I'm not having any issue's with my channels locking up. Well I guess thats not accurate. I've had a channel freeze for like 2 seconds and release. But mines the fact that once the tv's off for an extended period of time. I lose audio and video to the TV from the reciever. I got my replacement reciever last night and I was seriously hoping for the best. But once again this morning. It didn't work, I didn't have a signal. I don't know why, its just a pain in the ass to reset the reciever in the morning and in the evening when I get home. I'll call Dish today to see what they can do, send out a tech to make sure everything is installed correctly and what not. On a good note, I got my harmoney 659 working correctly. Thats about all the good news I've had in two weeks.

Ohh and I've got an Olevia 437H TV


----------



## Sunnyatthebeach (Feb 26, 2008)

—————

▸ EXERCISES:
- A) According to the forum post, why does the writer plan to call Dish?
- B) Repeat everything in the forum post from "I'm not having" down to "in two weeks.".

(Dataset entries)

—————

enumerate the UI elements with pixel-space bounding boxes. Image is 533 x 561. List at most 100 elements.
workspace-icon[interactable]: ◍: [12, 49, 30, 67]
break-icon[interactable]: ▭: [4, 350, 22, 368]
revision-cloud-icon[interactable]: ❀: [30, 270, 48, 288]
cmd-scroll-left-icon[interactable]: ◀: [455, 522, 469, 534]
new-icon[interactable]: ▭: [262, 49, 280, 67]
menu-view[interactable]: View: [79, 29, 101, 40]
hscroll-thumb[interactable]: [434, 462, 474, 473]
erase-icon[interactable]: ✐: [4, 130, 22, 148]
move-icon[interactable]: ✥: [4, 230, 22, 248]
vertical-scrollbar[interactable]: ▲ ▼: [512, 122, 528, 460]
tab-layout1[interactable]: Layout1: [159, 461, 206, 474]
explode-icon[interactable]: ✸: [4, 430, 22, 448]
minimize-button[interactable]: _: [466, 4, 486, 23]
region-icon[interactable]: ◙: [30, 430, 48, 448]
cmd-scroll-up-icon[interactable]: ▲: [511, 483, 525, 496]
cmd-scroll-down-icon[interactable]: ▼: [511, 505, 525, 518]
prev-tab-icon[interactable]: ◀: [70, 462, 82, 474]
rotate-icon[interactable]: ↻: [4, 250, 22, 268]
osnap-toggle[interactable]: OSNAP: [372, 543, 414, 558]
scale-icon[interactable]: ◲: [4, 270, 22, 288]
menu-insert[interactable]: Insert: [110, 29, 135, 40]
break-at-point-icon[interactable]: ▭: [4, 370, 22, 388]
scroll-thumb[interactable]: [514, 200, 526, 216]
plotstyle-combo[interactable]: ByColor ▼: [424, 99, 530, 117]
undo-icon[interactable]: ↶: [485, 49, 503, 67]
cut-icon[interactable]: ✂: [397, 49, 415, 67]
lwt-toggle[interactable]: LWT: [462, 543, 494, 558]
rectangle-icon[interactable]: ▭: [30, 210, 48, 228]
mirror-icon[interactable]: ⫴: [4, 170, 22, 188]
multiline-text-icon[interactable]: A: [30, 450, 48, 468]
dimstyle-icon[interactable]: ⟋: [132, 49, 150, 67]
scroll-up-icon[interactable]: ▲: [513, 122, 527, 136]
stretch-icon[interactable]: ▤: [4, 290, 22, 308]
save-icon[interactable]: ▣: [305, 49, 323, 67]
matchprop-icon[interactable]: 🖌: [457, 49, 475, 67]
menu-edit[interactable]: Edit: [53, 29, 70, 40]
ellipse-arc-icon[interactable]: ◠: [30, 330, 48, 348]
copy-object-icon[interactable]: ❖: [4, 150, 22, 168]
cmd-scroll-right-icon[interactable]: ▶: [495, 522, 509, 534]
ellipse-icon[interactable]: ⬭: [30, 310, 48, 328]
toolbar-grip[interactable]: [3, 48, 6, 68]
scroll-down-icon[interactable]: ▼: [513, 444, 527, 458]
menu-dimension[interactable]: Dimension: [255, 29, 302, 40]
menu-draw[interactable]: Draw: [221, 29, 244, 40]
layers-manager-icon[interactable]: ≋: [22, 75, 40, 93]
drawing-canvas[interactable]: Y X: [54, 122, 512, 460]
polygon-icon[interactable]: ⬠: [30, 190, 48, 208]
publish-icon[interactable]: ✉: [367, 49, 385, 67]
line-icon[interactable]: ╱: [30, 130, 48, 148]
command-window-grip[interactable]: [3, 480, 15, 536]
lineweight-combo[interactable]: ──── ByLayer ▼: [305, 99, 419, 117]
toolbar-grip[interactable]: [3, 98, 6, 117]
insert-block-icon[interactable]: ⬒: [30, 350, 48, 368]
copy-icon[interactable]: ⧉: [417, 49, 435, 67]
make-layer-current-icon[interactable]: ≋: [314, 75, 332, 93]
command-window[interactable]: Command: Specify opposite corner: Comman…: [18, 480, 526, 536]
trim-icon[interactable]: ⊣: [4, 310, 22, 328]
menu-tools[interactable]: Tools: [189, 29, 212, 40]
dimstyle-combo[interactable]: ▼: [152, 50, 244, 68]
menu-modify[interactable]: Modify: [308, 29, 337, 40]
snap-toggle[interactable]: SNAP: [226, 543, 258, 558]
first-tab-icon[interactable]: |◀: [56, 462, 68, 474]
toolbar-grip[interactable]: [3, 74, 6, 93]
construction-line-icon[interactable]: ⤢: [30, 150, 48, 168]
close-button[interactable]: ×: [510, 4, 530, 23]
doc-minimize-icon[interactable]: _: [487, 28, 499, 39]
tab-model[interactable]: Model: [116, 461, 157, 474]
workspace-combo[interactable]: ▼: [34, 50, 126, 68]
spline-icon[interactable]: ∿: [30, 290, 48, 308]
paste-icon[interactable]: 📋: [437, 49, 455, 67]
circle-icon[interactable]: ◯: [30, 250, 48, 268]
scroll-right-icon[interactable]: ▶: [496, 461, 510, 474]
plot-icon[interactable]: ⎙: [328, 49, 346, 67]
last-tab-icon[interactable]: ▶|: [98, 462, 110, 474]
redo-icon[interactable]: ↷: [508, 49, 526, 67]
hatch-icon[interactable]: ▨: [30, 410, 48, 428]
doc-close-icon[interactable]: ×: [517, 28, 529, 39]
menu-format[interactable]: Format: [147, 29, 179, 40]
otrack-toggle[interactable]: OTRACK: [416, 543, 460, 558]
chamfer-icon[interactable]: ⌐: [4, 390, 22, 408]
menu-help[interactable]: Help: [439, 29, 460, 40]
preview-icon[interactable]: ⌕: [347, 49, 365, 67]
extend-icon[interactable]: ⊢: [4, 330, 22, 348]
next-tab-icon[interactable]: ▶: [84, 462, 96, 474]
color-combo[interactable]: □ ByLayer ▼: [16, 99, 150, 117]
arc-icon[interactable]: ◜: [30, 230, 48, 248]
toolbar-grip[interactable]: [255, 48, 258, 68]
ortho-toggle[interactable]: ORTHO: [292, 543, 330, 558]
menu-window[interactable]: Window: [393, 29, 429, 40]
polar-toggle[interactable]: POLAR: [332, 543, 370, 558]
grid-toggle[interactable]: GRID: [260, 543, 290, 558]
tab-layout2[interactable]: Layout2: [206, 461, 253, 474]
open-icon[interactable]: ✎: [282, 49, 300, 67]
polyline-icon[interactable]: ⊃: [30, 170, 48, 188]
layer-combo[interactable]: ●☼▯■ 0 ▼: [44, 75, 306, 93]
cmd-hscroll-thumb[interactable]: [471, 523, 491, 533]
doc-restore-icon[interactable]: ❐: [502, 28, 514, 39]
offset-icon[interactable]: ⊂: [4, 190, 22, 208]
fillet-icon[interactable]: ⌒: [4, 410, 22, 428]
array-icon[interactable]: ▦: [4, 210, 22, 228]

—————

▸ TASK ANSWERS:
- A) The writer's replacement receiver still lost the signal, leaving no audio or video after the TV had been off for a long time. The writer plans to call Dish to see what they can do and to have a tech sent out to make sure everything is installed correctly.

- B)
I'm not having any issue's with my channels locking up. Well I guess thats not accurate. I've had a channel freeze for like 2 seconds and release. But mines the fact that once the tv's off for an extended period of time. I lose audio and video to the TV from the reciever. I got my replacement reciever last night and I was seriously hoping for the best. But once again this morning. It didn't work, I didn't have a signal. I don't know why, its just a pain in the ass to reset the reciever in the morning and in the evening when I get home. I'll call Dish today to see what they can do, send out a tech to make sure everything is installed correctly and what not. On a good note, I got my harmoney 659 working correctly. Thats about all the good news I've had in two weeks.